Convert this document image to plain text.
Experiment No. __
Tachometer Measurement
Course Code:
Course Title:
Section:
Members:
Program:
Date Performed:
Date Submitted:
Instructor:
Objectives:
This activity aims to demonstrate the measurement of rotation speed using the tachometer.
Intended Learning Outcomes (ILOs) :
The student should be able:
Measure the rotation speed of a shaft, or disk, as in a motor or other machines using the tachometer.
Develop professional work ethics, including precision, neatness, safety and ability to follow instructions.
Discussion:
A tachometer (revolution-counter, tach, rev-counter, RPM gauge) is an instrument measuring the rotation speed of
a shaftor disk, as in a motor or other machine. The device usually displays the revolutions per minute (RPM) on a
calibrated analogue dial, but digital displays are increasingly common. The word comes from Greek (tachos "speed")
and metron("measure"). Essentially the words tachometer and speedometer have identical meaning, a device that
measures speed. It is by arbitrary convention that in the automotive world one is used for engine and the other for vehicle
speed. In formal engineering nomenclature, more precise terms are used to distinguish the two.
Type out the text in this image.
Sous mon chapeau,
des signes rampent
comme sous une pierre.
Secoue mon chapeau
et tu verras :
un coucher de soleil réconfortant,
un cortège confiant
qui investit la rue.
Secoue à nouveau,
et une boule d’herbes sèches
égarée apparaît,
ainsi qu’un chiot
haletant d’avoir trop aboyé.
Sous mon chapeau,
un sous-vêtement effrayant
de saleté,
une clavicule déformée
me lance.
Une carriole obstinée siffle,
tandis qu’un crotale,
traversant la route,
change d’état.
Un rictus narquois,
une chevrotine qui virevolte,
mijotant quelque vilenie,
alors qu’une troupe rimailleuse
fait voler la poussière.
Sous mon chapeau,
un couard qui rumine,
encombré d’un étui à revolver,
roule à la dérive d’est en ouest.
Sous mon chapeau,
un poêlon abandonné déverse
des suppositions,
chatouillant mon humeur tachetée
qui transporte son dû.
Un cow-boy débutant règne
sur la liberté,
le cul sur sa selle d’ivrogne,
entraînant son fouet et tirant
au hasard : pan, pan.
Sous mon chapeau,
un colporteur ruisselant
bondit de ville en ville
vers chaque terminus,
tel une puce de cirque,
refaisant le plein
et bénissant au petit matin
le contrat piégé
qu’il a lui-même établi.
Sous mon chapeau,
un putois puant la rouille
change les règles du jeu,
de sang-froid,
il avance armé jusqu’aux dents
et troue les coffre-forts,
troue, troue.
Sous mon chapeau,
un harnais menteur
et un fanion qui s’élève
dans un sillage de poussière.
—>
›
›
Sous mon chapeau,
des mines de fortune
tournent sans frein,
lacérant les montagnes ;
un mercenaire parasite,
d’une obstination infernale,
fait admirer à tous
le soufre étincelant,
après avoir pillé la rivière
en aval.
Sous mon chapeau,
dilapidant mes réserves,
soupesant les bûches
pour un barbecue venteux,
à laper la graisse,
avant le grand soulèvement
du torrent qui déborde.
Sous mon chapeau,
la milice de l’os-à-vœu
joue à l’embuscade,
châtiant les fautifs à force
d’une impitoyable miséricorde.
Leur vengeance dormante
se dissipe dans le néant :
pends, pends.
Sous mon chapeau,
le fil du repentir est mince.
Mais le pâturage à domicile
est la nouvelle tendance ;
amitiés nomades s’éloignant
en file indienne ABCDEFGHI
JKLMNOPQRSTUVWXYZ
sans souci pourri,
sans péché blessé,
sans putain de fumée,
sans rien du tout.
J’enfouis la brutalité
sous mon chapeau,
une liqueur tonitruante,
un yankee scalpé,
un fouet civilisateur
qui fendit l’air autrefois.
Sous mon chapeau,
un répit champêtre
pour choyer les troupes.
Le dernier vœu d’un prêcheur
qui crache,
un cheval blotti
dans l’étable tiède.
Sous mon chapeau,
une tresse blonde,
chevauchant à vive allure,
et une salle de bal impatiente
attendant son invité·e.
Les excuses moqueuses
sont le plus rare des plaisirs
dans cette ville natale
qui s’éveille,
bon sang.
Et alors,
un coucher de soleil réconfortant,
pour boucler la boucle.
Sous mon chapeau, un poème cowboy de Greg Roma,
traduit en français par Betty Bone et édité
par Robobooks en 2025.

▸ OBJECTIVE
Copy all the records above precisely.

▸ FINAL RESULT
Convert this document image to plain text.
Experiment No. __
Tachometer Measurement
Course Code:
Course Title:
Section:
Members:
Program:
Date Performed:
Date Submitted:
Instructor:
Objectives:
This activity aims to demonstrate the measurement of rotation speed using the tachometer.
Intended Learning Outcomes (ILOs) :
The student should be able:
Measure the rotation speed of a shaft, or disk, as in a motor or other machines using the tachometer.
Develop professional work ethics, including precision, neatness, safety and ability to follow instructions.
Discussion:
A tachometer (revolution-counter, tach, rev-counter, RPM gauge) is an instrument measuring the rotation speed of
a shaftor disk, as in a motor or other machine. The device usually displays the revolutions per minute (RPM) on a
calibrated analogue dial, but digital displays are increasingly common. The word comes from Greek (tachos "speed")
and metron("measure"). Essentially the words tachometer and speedometer have identical meaning, a device that
measures speed. It is by arbitrary convention that in the automotive world one is used for engine and the other for vehicle
speed. In formal engineering nomenclature, more precise terms are used to distinguish the two.
Type out the text in this image.
Sous mon chapeau,
des signes rampent
comme sous une pierre.
Secoue mon chapeau
et tu verras :
un coucher de soleil réconfortant,
un cortège confiant
qui investit la rue.
Secoue à nouveau,
et une boule d’herbes sèches
égarée apparaît,
ainsi qu’un chiot
haletant d’avoir trop aboyé.
Sous mon chapeau,
un sous-vêtement effrayant
de saleté,
une clavicule déformée
me lance.
Une carriole obstinée siffle,
tandis qu’un crotale,
traversant la route,
change d’état.
Un rictus narquois,
une chevrotine qui virevolte,
mijotant quelque vilenie,
alors qu’une troupe rimailleuse
fait voler la poussière.
Sous mon chapeau,
un couard qui rumine,
encombré d’un étui à revolver,
roule à la dérive d’est en ouest.
Sous mon chapeau,
un poêlon abandonné déverse
des suppositions,
chatouillant mon humeur tachetée
qui transporte son dû.
Un cow-boy débutant règne
sur la liberté,
le cul sur sa selle d’ivrogne,
entraînant son fouet et tirant
au hasard : pan, pan.
Sous mon chapeau,
un colporteur ruisselant
bondit de ville en ville
vers chaque terminus,
tel une puce de cirque,
refaisant le plein
et bénissant au petit matin
le contrat piégé
qu’il a lui-même établi.
Sous mon chapeau,
un putois puant la rouille
change les règles du jeu,
de sang-froid,
il avance armé jusqu’aux dents
et troue les coffre-forts,
troue, troue.
Sous mon chapeau,
un harnais menteur
et un fanion qui s’élève
dans un sillage de poussière.
—>
›
›
Sous mon chapeau,
des mines de fortune
tournent sans frein,
lacérant les montagnes ;
un mercenaire parasite,
d’une obstination infernale,
fait admirer à tous
le soufre étincelant,
après avoir pillé la rivière
en aval.
Sous mon chapeau,
dilapidant mes réserves,
soupesant les bûches
pour un barbecue venteux,
à laper la graisse,
avant le grand soulèvement
du torrent qui déborde.
Sous mon chapeau,
la milice de l’os-à-vœu
joue à l’embuscade,
châtiant les fautifs à force
d’une impitoyable miséricorde.
Leur vengeance dormante
se dissipe dans le néant :
pends, pends.
Sous mon chapeau,
le fil du repentir est mince.
Mais le pâturage à domicile
est la nouvelle tendance ;
amitiés nomades s’éloignant
en file indienne ABCDEFGHI
JKLMNOPQRSTUVWXYZ
sans souci pourri,
sans péché blessé,
sans putain de fumée,
sans rien du tout.
J’enfouis la brutalité
sous mon chapeau,
une liqueur tonitruante,
un yankee scalpé,
un fouet civilisateur
qui fendit l’air autrefois.
Sous mon chapeau,
un répit champêtre
pour choyer les troupes.
Le dernier vœu d’un prêcheur
qui crache,
un cheval blotti
dans l’étable tiède.
Sous mon chapeau,
une tresse blonde,
chevauchant à vive allure,
et une salle de bal impatiente
attendant son invité·e.
Les excuses moqueuses
sont le plus rare des plaisirs
dans cette ville natale
qui s’éveille,
bon sang.
Et alors,
un coucher de soleil réconfortant,
pour boucler la boucle.
Sous mon chapeau, un poème cowboy de Greg Roma,
traduit en français par Betty Bone et édité
par Robobooks en 2025.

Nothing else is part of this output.